___ Source extract

When it comes to online merchandising, there are plenty of subtle but effective in-store tactics that can be difficult to replicate in ecommerce. Ambient lighting, signature scents, soothing music – it’s all part of a carefully curated experience that expresses both who you are as a brand, and how you make your customers feel. Are you young, loud, and colorful? Or sophisticated, modern, and exclusive?  

That’s before you even consider the value of physical touch. Think stacks of soft, tactile materials that shoppers stroke as they pass, almost without thinking. The ability to gauge the weight and quality of a product by picking it up and turning it over in your hands. An online product description that states, “material: polyester” doesn’t quite have the same impact.  

Some things just can’t be reproduced online, but that’s not to say ecommerce stores can’t learn from how their brick-and-mortar counterparts have been doing it for years. By taking inspiration from the traditional approach, online retailers can transform their merchandising from sporadic sale banners into an immersive shopping experience. 

Create an inviting ‘window display’

To a passing shopper in the mall, a glimpse of a window display can be what ultimately decides whether they step inside a store. The online equivalent is your homepage. Are you highlighting your latest arrivals? Probably. Are you presenting them alongside complementary accessories? Maybe. Are you conveying the problem those products will solve for your customer? Unlikely.

Spotlight your products from the moment a shopper lands on your site. Show the customer how they will look or feel if they make a purchase. Promote limited-time offers and sale items. There’s a reason physical stores don’t fill their window displays with standard racks and shelves, and it’s the same reason you shouldn’t use dull, flat product images on your homepage. Make sure you’re enticing browsers to take a closer look at what’s inside.

______
___ Provided data

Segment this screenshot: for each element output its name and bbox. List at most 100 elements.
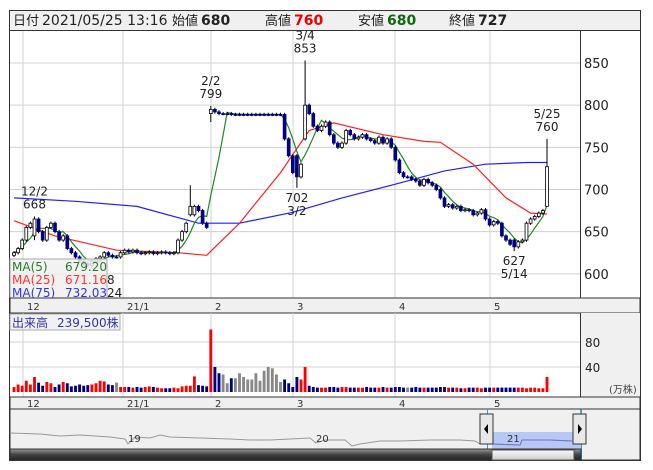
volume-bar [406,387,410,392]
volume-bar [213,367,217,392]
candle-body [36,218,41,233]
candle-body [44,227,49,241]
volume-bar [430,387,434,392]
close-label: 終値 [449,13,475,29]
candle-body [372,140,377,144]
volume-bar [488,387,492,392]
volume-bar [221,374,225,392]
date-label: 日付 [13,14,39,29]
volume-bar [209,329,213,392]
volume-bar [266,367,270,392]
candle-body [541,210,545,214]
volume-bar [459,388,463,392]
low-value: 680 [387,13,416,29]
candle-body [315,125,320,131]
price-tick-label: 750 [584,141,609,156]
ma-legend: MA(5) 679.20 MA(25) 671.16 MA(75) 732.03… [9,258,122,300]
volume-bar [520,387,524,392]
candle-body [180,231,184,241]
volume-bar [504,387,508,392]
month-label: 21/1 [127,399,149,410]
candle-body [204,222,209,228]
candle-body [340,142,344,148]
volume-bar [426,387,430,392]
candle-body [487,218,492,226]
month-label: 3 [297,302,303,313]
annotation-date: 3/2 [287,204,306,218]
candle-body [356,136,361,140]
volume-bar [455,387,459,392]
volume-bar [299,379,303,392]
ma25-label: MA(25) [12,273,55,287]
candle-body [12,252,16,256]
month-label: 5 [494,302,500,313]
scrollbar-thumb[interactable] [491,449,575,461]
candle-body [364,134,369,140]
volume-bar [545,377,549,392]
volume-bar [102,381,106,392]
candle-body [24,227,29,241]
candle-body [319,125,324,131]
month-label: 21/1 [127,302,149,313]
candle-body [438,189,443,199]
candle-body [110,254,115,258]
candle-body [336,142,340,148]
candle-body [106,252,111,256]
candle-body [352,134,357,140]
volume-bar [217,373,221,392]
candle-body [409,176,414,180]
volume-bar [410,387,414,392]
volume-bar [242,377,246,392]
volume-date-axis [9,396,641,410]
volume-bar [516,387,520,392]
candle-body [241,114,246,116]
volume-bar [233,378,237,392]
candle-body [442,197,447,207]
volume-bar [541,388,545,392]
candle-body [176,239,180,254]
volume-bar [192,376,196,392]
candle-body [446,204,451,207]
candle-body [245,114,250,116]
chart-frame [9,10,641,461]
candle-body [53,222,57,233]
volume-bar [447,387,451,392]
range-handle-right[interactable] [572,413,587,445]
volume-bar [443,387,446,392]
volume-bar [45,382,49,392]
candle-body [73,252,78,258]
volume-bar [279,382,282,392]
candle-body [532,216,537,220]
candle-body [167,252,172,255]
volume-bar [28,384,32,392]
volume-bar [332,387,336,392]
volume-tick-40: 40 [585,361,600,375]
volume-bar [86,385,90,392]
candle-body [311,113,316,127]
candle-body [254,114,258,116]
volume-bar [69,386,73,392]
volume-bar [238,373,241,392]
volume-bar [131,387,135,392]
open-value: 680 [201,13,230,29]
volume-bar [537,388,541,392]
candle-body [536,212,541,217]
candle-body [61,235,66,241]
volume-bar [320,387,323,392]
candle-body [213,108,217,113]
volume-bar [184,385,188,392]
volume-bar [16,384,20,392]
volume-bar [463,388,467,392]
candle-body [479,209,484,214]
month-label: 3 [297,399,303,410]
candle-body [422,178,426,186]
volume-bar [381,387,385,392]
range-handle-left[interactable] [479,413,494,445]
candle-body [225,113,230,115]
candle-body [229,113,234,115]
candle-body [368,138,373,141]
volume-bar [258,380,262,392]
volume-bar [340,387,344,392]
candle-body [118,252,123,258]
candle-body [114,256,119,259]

______

- _List of tasks_
1 - In the merchandising text, what is named as the online equivalent of a store's window display?
2 - From the merchandising text, extract everything from "To a passing" down to "at what’s inside.".
3 - Recast the paragraph of the merchandising text that begins "Spotlight your products" as a bulleted list that keeps its main points.

- _Outputs for the tasks_
1 - The homepage.

2 -
To a passing shopper in the mall, a glimpse of a window display can be what ultimately decides whether they step inside a store. The online equivalent is your homepage. Are you highlighting your latest arrivals? Probably. Are you presenting them alongside complementary accessories? Maybe. Are you conveying the problem those products will solve for your customer? Unlikely.

Spotlight your products from the moment a shopper lands on your site. Show the customer how they will look or feel if they make a purchase. Promote limited-time offers and sale items. There’s a reason physical stores don’t fill their window displays with standard racks and shelves, and it’s the same reason you shouldn’t use dull, flat product images on your homepage. Make sure you’re enticing browsers to take a closer look at what’s inside.

3 -
- Spotlight products from the moment a shopper lands on the site.
- Show customers how they will look or feel if they make a purchase.
- Promote limited-time offers and sale items.
- Avoid dull, flat product images on the homepage, for the same reason physical stores don't fill window displays with standard racks and shelves.
- Entice browsers to take a closer look at what's inside.